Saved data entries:
-----

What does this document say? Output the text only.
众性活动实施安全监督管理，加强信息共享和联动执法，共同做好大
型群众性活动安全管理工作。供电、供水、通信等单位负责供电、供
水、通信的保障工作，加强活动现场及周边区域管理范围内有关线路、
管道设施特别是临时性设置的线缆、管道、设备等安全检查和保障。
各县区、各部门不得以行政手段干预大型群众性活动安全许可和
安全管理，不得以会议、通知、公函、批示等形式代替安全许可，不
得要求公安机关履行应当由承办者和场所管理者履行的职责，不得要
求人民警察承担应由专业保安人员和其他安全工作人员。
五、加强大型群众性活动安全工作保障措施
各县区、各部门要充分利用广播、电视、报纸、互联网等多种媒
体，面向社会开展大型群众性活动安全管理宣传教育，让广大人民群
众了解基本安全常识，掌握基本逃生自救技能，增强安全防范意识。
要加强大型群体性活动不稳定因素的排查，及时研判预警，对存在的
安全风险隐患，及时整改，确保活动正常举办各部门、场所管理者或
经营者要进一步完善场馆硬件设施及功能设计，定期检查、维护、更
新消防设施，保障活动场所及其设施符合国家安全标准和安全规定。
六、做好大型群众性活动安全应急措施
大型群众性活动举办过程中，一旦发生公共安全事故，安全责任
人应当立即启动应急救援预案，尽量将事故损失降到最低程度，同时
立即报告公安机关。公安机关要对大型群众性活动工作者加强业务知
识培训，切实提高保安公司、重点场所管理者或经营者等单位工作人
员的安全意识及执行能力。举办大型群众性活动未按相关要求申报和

-----

## SET EXERCISE
Write out the full set of records exactly as given.

## WRITTEN ANSWER
What does this document say? Output the text only.
众性活动实施安全监督管理，加强信息共享和联动执法，共同做好大
型群众性活动安全管理工作。供电、供水、通信等单位负责供电、供
水、通信的保障工作，加强活动现场及周边区域管理范围内有关线路、
管道设施特别是临时性设置的线缆、管道、设备等安全检查和保障。
各县区、各部门不得以行政手段干预大型群众性活动安全许可和
安全管理，不得以会议、通知、公函、批示等形式代替安全许可，不
得要求公安机关履行应当由承办者和场所管理者履行的职责，不得要
求人民警察承担应由专业保安人员和其他安全工作人员。
五、加强大型群众性活动安全工作保障措施
各县区、各部门要充分利用广播、电视、报纸、互联网等多种媒
体，面向社会开展大型群众性活动安全管理宣传教育，让广大人民群
众了解基本安全常识，掌握基本逃生自救技能，增强安全防范意识。
要加强大型群体性活动不稳定因素的排查，及时研判预警，对存在的
安全风险隐患，及时整改，确保活动正常举办各部门、场所管理者或
经营者要进一步完善场馆硬件设施及功能设计，定期检查、维护、更
新消防设施，保障活动场所及其设施符合国家安全标准和安全规定。
六、做好大型群众性活动安全应急措施
大型群众性活动举办过程中，一旦发生公共安全事故，安全责任
人应当立即启动应急救援预案，尽量将事故损失降到最低程度，同时
立即报告公安机关。公安机关要对大型群众性活动工作者加强业务知
识培训，切实提高保安公司、重点场所管理者或经营者等单位工作人
员的安全意识及执行能力。举办大型群众性活动未按相关要求申报和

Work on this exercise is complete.